=== Data in this exercise ===
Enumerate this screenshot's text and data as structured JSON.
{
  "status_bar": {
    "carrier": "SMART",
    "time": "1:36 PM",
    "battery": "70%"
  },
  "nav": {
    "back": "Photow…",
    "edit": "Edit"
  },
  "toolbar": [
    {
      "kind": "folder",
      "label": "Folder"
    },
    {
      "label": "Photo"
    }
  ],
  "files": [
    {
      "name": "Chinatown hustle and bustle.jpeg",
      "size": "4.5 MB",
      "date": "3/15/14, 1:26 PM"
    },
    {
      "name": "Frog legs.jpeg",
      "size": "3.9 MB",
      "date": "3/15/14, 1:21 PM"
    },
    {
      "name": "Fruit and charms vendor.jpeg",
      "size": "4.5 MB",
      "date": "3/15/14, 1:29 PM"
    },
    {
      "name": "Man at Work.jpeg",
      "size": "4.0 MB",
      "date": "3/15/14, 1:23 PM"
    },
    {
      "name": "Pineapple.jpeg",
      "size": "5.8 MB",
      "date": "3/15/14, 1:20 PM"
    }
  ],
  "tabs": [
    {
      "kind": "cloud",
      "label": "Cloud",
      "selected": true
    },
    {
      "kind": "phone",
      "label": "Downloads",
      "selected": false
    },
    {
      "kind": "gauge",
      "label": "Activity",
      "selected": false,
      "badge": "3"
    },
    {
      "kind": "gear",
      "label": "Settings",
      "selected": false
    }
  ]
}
===
What the task requires: Each entry above is to be set down again in exactly the same words.

Answer for the task:
Enumerate this screenshot's text and data as structured JSON.
{
  "status_bar": {
    "carrier": "SMART",
    "time": "1:36 PM",
    "battery": "70%"
  },
  "nav": {
    "back": "Photow…",
    "edit": "Edit"
  },
  "toolbar": [
    {
      "kind": "folder",
      "label": "Folder"
    },
    {
      "label": "Photo"
    }
  ],
  "files": [
    {
      "name": "Chinatown hustle and bustle.jpeg",
      "size": "4.5 MB",
      "date": "3/15/14, 1:26 PM"
    },
    {
      "name": "Frog legs.jpeg",
      "size": "3.9 MB",
      "date": "3/15/14, 1:21 PM"
    },
    {
      "name": "Fruit and charms vendor.jpeg",
      "size": "4.5 MB",
      "date": "3/15/14, 1:29 PM"
    },
    {
      "name": "Man at Work.jpeg",
      "size": "4.0 MB",
      "date": "3/15/14, 1:23 PM"
    },
    {
      "name": "Pineapple.jpeg",
      "size": "5.8 MB",
      "date": "3/15/14, 1:20 PM"
    }
  ],
  "tabs": [
    {
      "kind": "cloud",
      "label": "Cloud",
      "selected": true
    },
    {
      "kind": "phone",
      "label": "Downloads",
      "selected": false
    },
    {
      "kind": "gauge",
      "label": "Activity",
      "selected": false,
      "badge": "3"
    },
    {
      "kind": "gear",
      "label": "Settings",
      "selected": false
    }
  ]
}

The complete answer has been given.